## Exercise brief
Identify, in the records below, every line where the string "Karel" appears, and copy each such line.

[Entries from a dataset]

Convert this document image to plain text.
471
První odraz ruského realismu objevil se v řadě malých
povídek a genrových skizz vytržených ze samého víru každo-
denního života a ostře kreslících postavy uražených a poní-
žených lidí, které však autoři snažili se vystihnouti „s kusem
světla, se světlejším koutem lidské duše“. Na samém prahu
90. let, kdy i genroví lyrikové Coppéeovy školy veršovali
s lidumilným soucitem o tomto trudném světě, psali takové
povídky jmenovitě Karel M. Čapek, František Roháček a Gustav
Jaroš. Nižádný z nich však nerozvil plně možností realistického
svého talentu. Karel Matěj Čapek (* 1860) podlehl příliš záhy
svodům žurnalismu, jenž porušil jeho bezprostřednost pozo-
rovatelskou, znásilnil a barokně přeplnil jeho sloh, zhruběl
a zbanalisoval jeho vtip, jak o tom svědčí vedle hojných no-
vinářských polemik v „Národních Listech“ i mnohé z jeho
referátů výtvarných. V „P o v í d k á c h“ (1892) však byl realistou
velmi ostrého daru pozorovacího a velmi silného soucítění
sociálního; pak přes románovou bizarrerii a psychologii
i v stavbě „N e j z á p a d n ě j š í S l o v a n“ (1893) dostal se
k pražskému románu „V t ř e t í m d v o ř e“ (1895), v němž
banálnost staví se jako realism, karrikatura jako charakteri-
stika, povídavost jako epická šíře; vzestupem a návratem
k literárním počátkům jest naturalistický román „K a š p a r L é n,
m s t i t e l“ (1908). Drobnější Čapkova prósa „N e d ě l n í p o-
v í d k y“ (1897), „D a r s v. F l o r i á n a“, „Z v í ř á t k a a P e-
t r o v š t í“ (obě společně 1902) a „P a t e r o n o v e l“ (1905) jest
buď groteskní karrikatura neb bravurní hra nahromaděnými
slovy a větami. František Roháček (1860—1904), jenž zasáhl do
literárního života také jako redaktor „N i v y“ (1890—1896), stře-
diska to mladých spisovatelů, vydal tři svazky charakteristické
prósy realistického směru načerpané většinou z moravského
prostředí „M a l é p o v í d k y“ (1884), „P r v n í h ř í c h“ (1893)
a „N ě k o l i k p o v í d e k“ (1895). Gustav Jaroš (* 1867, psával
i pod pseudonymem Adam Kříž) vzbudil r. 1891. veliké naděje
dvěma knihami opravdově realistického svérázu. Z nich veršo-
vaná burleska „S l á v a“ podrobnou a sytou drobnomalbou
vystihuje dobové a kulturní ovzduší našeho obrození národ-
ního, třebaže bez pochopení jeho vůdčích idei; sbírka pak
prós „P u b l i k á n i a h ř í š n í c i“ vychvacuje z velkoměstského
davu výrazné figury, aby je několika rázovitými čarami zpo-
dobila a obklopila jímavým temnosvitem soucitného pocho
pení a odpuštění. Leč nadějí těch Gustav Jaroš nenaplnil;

## Problem solution
povídky jmenovitě Karel M. Čapek, František Roháček a Gustav
svého talentu. Karel Matěj Čapek (* 1860) podlehl příliš záhy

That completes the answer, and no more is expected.